---------- Extrait du document ----------

Intervention de Patrick Kanner

Séance en hémicycle du 12 février 2015 à 15h00
Débat sur le rapport d'information sur le fair-play financier européen et son application au modèle économique des clubs de football professionnel français

Patrick Kanner, ministre de la ville, de la jeunesse et des sports :

Monsieur le président, monsieur le président de la commission, mesdames, messieurs les députés, nous avons ce débat – hasard des dates ! – alors que notre dossier de candidature potentielle pour les Jeux olympiques est sur orbite depuis ce midi. J’espère que nous allons ainsi initier une démarche très positive pour notre pays au travers de cette candidature espérée par le Gouvernement, mais qui nécessite naturellement des accords préalables, en particulier de Mme la maire de Paris, Anne Hidalgo, avec le soutien du mouvement sportif, comme il se doit.

Comme bien des élus ici présents, j’ai souvent eu l’occasion d’aller voir des matchs de football professionnel. J’ai encore régulièrement l’occasion de le faire en tant que ministre des sports et pas seulement dans cette belle discipline. Je vous l’avoue : c’est presque toujours un plaisir, pas seulement pour le spectacle sportif mais surtout pour l’ambiance que l’on retrouve dans les stades, faite de joie populaire et d’émotions collectives, grâce aux nombreux spectateurs – plus nombreux que dans l’hémicycle cet après-midi !

Mais derrière cette joie et ces sentiments qui me sont naturels, il y a aussi des inquiétudes, que beaucoup d’entre vous ont rappelées il y a quelques instants : le fair-play financier – le fair-play tout court – est-il encore au coeur de cette compétition ? La sécurité est-elle bien assurée ? Le match est-il équitable ?

----------

● **Travail à faire**
[1] Répondez brièvement aux questions suivantes sur l'intervention de Patrick Kanner.
(a) À quelle date et à quelle heure la séance en hémicycle a-t-elle lieu ?
(b) Selon le ministre, de qui faut-il en particulier obtenir l'accord préalable pour la candidature aux Jeux olympiques ?
(c) De quoi est faite, d'après lui, l'ambiance que l'on retrouve dans les stades ?
[2] Reprenez l'intervention de Patrick Kanner sur le fair-play financier à la suite de sa dernière phrase et poursuivez-la.

---------- Données extraites ----------

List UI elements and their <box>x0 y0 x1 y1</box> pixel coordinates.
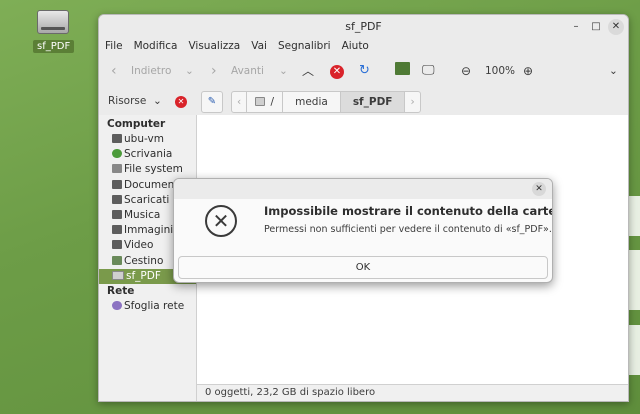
trash-icon <box>112 255 122 265</box>
error-icon: ✕ <box>205 205 237 237</box>
desktop-icon <box>112 149 122 159</box>
close-icon: ✕ <box>175 96 187 108</box>
forward-arrow-icon[interactable]: › <box>211 55 217 87</box>
drive-icon <box>112 270 124 280</box>
computer-icon[interactable]: 🖵 <box>422 55 435 87</box>
dialog-message: Permessi non sufficienti per vedere il c… <box>264 224 552 235</box>
ok-button[interactable]: OK <box>178 256 548 279</box>
minimize-button[interactable]: – <box>568 19 584 35</box>
sidebar-selector[interactable]: Risorse <box>108 87 146 115</box>
close-window-button[interactable]: ✕ <box>608 19 624 35</box>
filesystem-icon <box>112 164 122 174</box>
sidebar-item-scrivania[interactable]: Scrivania <box>99 147 196 162</box>
home-folder-icon <box>395 62 410 75</box>
back-arrow-icon[interactable]: ‹ <box>111 55 117 87</box>
breadcrumb-right-arrow-icon[interactable]: › <box>405 92 419 112</box>
zoom-out-icon[interactable]: ⊖ <box>461 55 471 87</box>
sidebar-item-file-system[interactable]: File system <box>99 162 196 177</box>
stop-icon: ✕ <box>330 65 344 79</box>
sidebar-header-computer: Computer <box>107 118 166 130</box>
forward-dropdown-chevron-icon[interactable]: ⌄ <box>279 55 288 87</box>
folder-icon <box>112 225 122 235</box>
wallpaper-decoration <box>629 250 640 310</box>
edit-location-button[interactable]: ✎ <box>201 91 223 113</box>
toolbar: ‹ Indietro ⌄ › Avanti ⌄ ︿ ✕ ↻ 🖵 ⊖ 100% ⊕… <box>99 55 628 87</box>
zoom-in-icon[interactable]: ⊕ <box>523 55 533 87</box>
breadcrumb-media[interactable]: media <box>283 92 341 112</box>
folder-icon <box>112 194 122 204</box>
drive-icon <box>37 10 69 34</box>
up-folder-icon[interactable]: ︿ <box>302 55 314 87</box>
location-bar: Risorse ⌄ ✕ ✎ ‹ / media sf_PDF › <box>99 87 628 116</box>
forward-button[interactable]: Avanti <box>231 55 264 87</box>
dialog-title-bar[interactable]: ✕ <box>174 179 552 199</box>
breadcrumb-root[interactable]: / <box>247 92 284 112</box>
menu-visualizza[interactable]: Visualizza <box>188 39 240 55</box>
sidebar-selector-chevron-icon[interactable]: ⌄ <box>153 87 162 115</box>
menu-file[interactable]: File <box>105 39 123 55</box>
desktop-drive-label: sf_PDF <box>33 40 75 53</box>
maximize-button[interactable]: □ <box>588 19 604 35</box>
status-bar: 0 oggetti, 23,2 GB di spazio libero <box>197 384 628 401</box>
sidebar-item-ubu-vm[interactable]: ubu-vm <box>99 132 196 147</box>
error-dialog: ✕ ✕ Impossibile mostrare il contenuto de… <box>173 178 553 283</box>
folder-icon <box>112 179 122 189</box>
zoom-level: 100% <box>485 65 516 77</box>
home-folder-button[interactable] <box>395 55 412 87</box>
menu-segnalibri[interactable]: Segnalibri <box>278 39 331 55</box>
reload-icon[interactable]: ↻ <box>359 55 370 87</box>
desktop-drive-shortcut[interactable]: sf_PDF <box>33 10 75 53</box>
sidebar-header-rete: Rete <box>107 284 135 297</box>
title-bar[interactable]: sf_PDF – □ ✕ <box>99 15 628 39</box>
drive-icon <box>255 97 266 106</box>
folder-icon <box>112 134 122 143</box>
window-title: sf_PDF <box>345 20 382 33</box>
back-dropdown-chevron-icon[interactable]: ⌄ <box>185 55 194 87</box>
menu-vai[interactable]: Vai <box>251 39 267 55</box>
back-button[interactable]: Indietro <box>131 55 171 87</box>
folder-icon <box>112 240 122 250</box>
toolbar-menu-chevron-icon[interactable]: ⌄ <box>609 55 618 87</box>
folder-icon <box>112 209 122 219</box>
sidebar-item-sfoglia-rete[interactable]: Sfoglia rete <box>99 299 196 314</box>
pencil-icon: ✎ <box>207 96 217 107</box>
network-icon <box>112 300 122 310</box>
breadcrumb-sf-pdf[interactable]: sf_PDF <box>340 92 406 112</box>
breadcrumb-left-arrow-icon[interactable]: ‹ <box>232 92 248 112</box>
close-sidebar-button[interactable]: ✕ <box>175 87 187 115</box>
menu-aiuto[interactable]: Aiuto <box>342 39 369 55</box>
menu-bar: File Modifica Visualizza Vai Segnalibri … <box>99 39 628 55</box>
dialog-close-button[interactable]: ✕ <box>532 182 546 196</box>
stop-button[interactable]: ✕ <box>330 55 344 87</box>
breadcrumb: ‹ / media sf_PDF › <box>231 91 421 113</box>
dialog-title: Impossibile mostrare il contenuto della … <box>264 204 553 218</box>
menu-modifica[interactable]: Modifica <box>134 39 178 55</box>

----------

● **Corrigé des exercices**
[1]
(a) Le 12 février 2015 à 15h00.
(b) De Mme la maire de Paris, Anne Hidalgo.
(c) De joie populaire et d'émotions collectives.

[2]
Ces questions, nous nous les posons toutes et tous parce que le sport est devenu un spectacle et donc, disons-le très clairement, une activité économique à part entière. Le double effet de l’explosion des droits télévisés et du fameux arrêt Bosmanont radicalement transformé cette économie. Il est donc nécessaire de savoir comment rendre les évolutions du sport compatibles avec le respect des valeurs qu’il porte, valeurs que tous les députés ici présents ont rappelées dans leurs interventions.

Je salue par conséquent l’initiative du groupe de la Gauche démocrate et républicaine et de son avant-garde éclairée et sportive, Marie-George Buffet, qui nous permet de débattre aujourd’hui de ce sujet, sur la base du rapport d’information de qualité remis en juillet 2013.

Au-delà de Thierry Braillard, que je salue particulièrement et que j’ai l’occasion de voir régulièrement dans ses responsabilités ministérielles, je souhaite insister sur la qualité de l’analyse rendue par les parlementaires auteurs de ce rapport et issus de tous les bancs de cet hémicycle : Mme Marie-George Buffet, M. Pascal Deguilhem et M. Guénhaël Huet.

Avant d’entrer dans le coeur du sujet, il est bon de rappeler le contexte particulier dans lequel se situe le football, et plus largement le sport professionnel.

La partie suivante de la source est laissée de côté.